:: TASK MATERIAL

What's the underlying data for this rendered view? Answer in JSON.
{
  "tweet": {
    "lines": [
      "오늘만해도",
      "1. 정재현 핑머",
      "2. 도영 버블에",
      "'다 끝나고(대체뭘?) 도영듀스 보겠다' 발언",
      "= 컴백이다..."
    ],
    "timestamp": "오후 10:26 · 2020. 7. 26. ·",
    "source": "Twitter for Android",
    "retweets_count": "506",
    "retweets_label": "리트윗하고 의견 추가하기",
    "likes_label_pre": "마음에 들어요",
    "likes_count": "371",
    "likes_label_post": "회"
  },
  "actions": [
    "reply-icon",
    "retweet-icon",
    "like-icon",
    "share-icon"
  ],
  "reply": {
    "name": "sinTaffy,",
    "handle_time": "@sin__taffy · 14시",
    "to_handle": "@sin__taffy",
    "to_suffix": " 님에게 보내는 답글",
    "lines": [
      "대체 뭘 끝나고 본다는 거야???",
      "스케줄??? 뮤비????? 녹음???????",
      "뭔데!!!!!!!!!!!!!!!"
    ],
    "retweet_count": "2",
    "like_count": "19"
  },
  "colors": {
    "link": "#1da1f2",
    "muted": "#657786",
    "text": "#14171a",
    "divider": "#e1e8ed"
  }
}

::::

**WRITTEN PROBLEM**:
Emit the records above again, exactly, with no line skipped.

**COMPLETE RESPONSE**:
What's the underlying data for this rendered view? Answer in JSON.
{
  "tweet": {
    "lines": [
      "오늘만해도",
      "1. 정재현 핑머",
      "2. 도영 버블에",
      "'다 끝나고(대체뭘?) 도영듀스 보겠다' 발언",
      "= 컴백이다..."
    ],
    "timestamp": "오후 10:26 · 2020. 7. 26. ·",
    "source": "Twitter for Android",
    "retweets_count": "506",
    "retweets_label": "리트윗하고 의견 추가하기",
    "likes_label_pre": "마음에 들어요",
    "likes_count": "371",
    "likes_label_post": "회"
  },
  "actions": [
    "reply-icon",
    "retweet-icon",
    "like-icon",
    "share-icon"
  ],
  "reply": {
    "name": "sinTaffy,",
    "handle_time": "@sin__taffy · 14시",
    "to_handle": "@sin__taffy",
    "to_suffix": " 님에게 보내는 답글",
    "lines": [
      "대체 뭘 끝나고 본다는 거야???",
      "스케줄??? 뮤비????? 녹음???????",
      "뭔데!!!!!!!!!!!!!!!"
    ],
    "retweet_count": "2",
    "like_count": "19"
  },
  "colors": {
    "link": "#1da1f2",
    "muted": "#657786",
    "text": "#14171a",
    "divider": "#e1e8ed"
  }
}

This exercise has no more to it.